This policy, also known as the Mexico City Policy, existed as an executive order under the Bush and Reagan administrations. President Barack Obama repealed it his first week in office. The damaging policy restricted women's choices and promoted censorship in health clinics around the world - factors known to contribute to unwanted pregnancies, unsafe abortions, and maternal mortality. The committee began debating the bill on July 20, 2011.

"The Global Gag Rule has exacted a terrible cost in damage to the health of millions of women and the free speech rights of people around the world," said Meghan Rhoad, women's rights researcher at Human rights Watch. "It should be considered a shameful piece of past foreign policy, not a model for the future."

It is expected that an amendment may also be introduced to withdraw funding from the United Nations Population Fund (UNFPA), which provides life-saving maternal health care and basic reproductive health services to women around the world. In the past, funds have been withdrawn from the agency over rumors linking the organization to coercive abortions and involuntary sterilization in China.

A US State Department panel investigated the rumors in 2002 and found "no evidence that UNFPA has knowingly supported or participated in the management of a program of coercive abortion or involuntary sterilization in the PRC." When UNFPA lost funding in the past, it estimated that the US contribution would have prevented 2 million unwanted pregnancies, nearly 800,000 induced abortions, 4,700 maternal deaths, nearly 60,000 cases of serious maternal illness, and over 77,000 infant and child deaths each year.

(THINGS TO DO)
A - Return the stretch of the Global Gag Rule passage from "This policy, also" through "July 20, 2011.", copied word for word.
B - Answer these questions from the Global Gag Rule passage:
(i) In which week of his time in office did President Barack Obama repeal the policy?
(ii) In which country were the rumors about coercive abortions and involuntary sterilization said to have taken place?
(iii) In what year did a US State Department panel investigate those rumors?
The rows are not needed for this work.

(PROVIDED MATERIAL)
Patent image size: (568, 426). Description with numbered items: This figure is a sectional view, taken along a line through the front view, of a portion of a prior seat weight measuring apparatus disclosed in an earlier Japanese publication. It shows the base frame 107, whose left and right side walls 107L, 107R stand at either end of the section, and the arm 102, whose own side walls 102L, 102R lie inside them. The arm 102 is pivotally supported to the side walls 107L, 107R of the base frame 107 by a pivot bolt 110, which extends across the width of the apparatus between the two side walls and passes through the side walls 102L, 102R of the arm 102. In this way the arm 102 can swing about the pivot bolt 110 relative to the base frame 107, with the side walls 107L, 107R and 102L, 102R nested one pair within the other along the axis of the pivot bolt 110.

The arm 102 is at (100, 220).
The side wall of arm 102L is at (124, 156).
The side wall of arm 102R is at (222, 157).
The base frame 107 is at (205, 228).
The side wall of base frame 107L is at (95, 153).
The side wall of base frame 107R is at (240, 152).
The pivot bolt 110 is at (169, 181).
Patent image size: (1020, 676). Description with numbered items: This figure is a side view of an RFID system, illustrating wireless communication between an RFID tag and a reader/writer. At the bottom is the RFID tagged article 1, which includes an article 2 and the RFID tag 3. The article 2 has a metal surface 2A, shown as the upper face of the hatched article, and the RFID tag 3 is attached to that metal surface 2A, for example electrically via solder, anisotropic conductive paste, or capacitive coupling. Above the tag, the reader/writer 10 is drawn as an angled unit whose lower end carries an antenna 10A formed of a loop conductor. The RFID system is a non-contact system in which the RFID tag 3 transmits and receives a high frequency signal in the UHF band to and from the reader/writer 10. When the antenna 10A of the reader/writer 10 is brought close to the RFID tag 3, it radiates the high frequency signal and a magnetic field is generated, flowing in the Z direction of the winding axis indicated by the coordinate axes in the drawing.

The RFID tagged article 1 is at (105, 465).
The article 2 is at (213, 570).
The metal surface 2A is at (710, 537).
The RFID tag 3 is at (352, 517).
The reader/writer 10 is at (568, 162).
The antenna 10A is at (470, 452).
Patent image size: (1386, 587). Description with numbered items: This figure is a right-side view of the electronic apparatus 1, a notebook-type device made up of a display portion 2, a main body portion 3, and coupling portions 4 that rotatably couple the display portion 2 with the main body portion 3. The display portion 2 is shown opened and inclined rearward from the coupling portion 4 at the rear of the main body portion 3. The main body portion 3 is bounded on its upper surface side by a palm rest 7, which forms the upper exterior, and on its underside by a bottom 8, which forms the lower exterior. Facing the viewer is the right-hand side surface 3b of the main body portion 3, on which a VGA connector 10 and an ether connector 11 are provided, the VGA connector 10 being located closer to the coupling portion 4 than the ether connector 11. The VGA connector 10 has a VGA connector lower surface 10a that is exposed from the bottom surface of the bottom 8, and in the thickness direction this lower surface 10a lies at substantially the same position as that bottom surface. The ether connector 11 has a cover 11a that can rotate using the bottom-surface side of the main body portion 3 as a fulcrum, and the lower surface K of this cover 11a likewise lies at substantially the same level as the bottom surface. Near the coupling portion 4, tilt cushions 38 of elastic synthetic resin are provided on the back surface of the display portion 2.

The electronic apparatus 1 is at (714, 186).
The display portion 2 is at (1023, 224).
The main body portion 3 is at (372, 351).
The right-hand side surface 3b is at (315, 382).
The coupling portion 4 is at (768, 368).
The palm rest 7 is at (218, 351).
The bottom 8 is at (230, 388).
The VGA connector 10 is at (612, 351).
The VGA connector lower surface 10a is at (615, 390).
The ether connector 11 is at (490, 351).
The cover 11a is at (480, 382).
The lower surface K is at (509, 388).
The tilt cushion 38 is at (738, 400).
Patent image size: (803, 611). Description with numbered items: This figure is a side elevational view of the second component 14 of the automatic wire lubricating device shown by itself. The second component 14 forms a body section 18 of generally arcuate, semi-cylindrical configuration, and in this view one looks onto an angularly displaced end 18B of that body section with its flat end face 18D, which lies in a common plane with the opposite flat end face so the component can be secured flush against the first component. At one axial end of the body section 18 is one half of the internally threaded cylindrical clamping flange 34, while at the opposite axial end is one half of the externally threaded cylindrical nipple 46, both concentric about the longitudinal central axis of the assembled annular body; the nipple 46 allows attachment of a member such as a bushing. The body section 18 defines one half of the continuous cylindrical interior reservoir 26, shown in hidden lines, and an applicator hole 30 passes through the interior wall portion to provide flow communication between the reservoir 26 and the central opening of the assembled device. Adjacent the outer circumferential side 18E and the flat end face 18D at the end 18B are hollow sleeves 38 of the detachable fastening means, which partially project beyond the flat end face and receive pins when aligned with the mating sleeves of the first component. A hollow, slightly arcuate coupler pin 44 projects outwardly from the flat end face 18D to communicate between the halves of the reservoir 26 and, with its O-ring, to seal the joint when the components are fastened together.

(ANSWERS IN ORDER)
A -
This policy, also known as the Mexico City Policy, existed as an executive order under the Bush and Reagan administrations. President Barack Obama repealed it his first week in office. The damaging policy restricted women's choices and promoted censorship in health clinics around the world - factors known to contribute to unwanted pregnancies, unsafe abortions, and maternal mortality. The committee began debating the bill on July 20, 2011.

B -
(i) His first week in office.
(ii) China.
(iii) 2002.